• THE EXERCISE:
For each line that holds "text", copy the line out.

• STORED RECORDS:
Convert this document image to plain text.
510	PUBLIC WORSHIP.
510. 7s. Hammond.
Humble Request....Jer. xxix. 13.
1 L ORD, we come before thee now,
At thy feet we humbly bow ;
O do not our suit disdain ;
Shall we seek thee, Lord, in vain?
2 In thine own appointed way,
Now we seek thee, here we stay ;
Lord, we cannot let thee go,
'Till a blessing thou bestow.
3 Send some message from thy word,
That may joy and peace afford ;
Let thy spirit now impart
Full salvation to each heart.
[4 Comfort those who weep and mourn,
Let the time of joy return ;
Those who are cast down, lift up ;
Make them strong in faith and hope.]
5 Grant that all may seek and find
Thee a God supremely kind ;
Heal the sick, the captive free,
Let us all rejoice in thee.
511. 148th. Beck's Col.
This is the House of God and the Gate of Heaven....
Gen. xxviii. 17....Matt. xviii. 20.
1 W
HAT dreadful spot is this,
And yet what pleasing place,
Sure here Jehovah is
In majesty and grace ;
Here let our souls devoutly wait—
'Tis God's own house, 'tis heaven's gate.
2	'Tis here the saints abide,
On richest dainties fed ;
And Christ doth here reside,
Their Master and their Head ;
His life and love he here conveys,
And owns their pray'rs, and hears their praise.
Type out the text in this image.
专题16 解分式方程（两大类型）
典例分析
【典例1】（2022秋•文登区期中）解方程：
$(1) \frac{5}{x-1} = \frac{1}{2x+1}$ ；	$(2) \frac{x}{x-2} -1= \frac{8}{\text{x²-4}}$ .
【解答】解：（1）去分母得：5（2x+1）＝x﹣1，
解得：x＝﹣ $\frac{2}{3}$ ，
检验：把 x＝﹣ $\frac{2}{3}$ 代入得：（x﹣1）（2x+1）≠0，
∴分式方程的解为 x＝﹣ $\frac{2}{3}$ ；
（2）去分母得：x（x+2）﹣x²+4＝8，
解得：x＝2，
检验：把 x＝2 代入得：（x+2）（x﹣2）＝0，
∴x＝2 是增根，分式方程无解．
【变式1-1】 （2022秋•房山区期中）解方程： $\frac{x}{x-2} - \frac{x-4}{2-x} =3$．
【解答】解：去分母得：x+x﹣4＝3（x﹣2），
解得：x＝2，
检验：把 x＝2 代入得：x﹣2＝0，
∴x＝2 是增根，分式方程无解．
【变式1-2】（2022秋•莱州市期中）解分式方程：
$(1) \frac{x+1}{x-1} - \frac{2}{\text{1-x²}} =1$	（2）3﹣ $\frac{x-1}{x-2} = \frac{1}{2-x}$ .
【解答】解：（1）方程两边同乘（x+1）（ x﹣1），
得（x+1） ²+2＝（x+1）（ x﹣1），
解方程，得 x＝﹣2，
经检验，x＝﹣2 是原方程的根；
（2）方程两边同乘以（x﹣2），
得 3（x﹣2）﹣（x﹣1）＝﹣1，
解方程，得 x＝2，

• EXERCISE ANSWER:
Convert this document image to plain text.
Type out the text in this image.
$(1) \frac{5}{x-1} = \frac{1}{2x+1}$ ；	$(2) \frac{x}{x-2} -1= \frac{8}{\text{x²-4}}$ .
$(1) \frac{x+1}{x-1} - \frac{2}{\text{1-x²}} =1$	（2）3﹣ $\frac{x-1}{x-2} = \frac{1}{2-x}$ .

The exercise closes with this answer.